(Beginning of Records for this exercise)

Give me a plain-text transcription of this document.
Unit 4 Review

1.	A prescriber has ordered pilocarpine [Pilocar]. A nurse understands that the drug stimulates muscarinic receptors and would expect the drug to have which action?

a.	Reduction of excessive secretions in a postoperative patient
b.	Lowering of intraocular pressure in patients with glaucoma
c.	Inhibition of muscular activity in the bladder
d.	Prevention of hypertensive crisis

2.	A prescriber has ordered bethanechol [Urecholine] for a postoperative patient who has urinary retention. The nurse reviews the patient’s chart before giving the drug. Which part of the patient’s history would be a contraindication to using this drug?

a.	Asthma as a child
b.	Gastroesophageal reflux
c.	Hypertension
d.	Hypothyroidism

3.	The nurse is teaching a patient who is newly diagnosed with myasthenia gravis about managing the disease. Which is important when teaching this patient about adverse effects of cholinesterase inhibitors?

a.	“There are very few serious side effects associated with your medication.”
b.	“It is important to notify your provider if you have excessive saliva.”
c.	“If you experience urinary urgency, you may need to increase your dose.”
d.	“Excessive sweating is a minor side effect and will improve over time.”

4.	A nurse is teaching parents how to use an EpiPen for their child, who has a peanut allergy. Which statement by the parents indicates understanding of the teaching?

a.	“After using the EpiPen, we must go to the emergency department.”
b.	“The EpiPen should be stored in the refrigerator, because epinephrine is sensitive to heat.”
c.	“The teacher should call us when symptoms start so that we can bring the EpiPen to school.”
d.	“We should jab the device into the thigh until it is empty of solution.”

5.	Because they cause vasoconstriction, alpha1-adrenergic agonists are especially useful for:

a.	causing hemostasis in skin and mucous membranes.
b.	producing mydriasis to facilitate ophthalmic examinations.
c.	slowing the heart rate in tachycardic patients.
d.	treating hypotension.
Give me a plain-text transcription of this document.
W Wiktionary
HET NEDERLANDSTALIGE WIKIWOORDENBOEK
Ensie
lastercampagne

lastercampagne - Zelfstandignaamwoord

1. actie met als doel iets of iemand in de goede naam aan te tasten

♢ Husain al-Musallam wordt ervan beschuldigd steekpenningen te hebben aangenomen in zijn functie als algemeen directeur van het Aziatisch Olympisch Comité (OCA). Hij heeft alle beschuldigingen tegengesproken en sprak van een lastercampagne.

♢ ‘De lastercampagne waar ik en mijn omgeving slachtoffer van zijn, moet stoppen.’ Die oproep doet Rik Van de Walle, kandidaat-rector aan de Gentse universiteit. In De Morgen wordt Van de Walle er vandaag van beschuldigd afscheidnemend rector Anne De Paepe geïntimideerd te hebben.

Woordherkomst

(End of Records for this exercise)

*What you will do*: Look through the entries above for the word "patients". Copy every line where it shows up.

*Expected answer*:
b.	Lowering of intraocular pressure in patients with glaucoma
c.	slowing the heart rate in tachycardic patients.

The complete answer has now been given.